What you need to do:
Search the data for the string "ungkapan" and gather each line it is in.
— start of Recorded information —
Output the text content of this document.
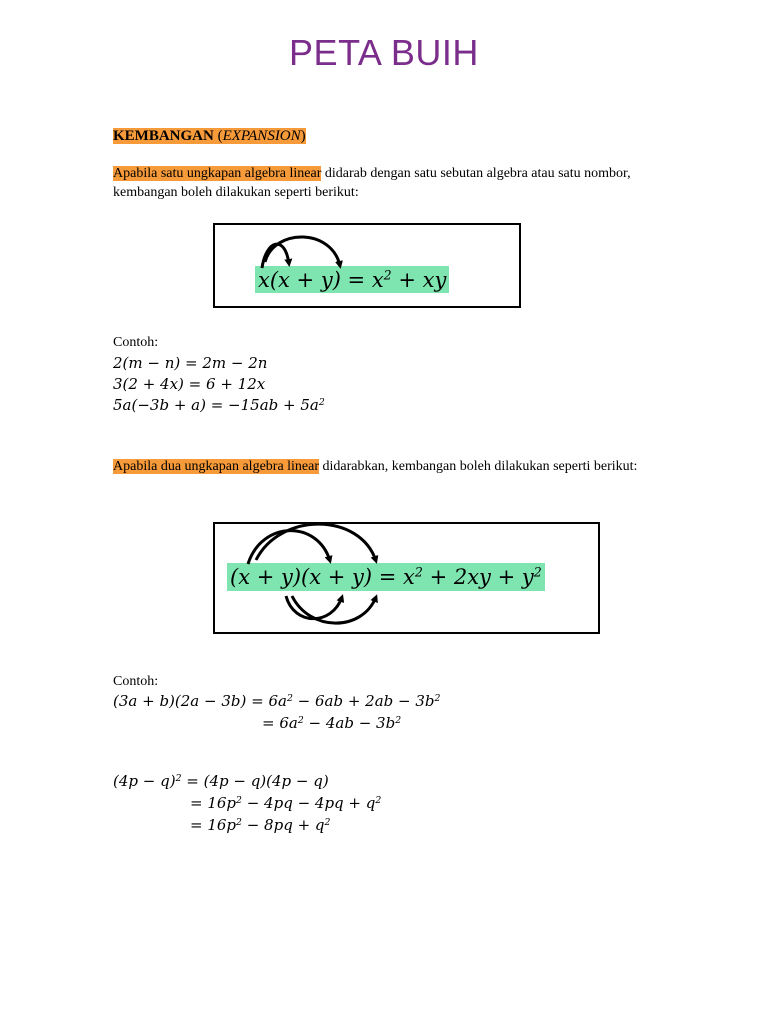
PETA BUIH
KEMBANGAN (EXPANSION)
Apabila satu ungkapan algebra linear didarab dengan satu sebutan algebra atau satu nombor, kembangan boleh dilakukan seperti berikut:
$x(x + y) = x^2$ + xy
Contoh:
2(m − n) = 2m − 2n
3(2 + 4x) = 6 + 12x
$5a(-3b + a) = -15ab + 5a^2$
Apabila dua ungkapan algebra linear didarabkan, kembangan boleh dilakukan seperti berikut:
$(x + y)(x + y) = x^2 + 2xy + y^2$
Contoh:
$(3a + b)(2a - 3b) = 6a^2 - 6ab + 2ab - 3b^2$
= $6a^2 - 4ab - 3b^2$
$(4p - q)^2 = (4p - q)(4p - q)$
= $16p^2 - 4pq - 4pq + q^2$
= $16p^2 - 8pq + q^2$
— end of Recorded information —
Full response:
Apabila satu ungkapan algebra linear didarab dengan satu sebutan algebra atau satu nombor, kembangan boleh dilakukan seperti berikut:
Apabila dua ungkapan algebra linear didarabkan, kembangan boleh dilakukan seperti berikut:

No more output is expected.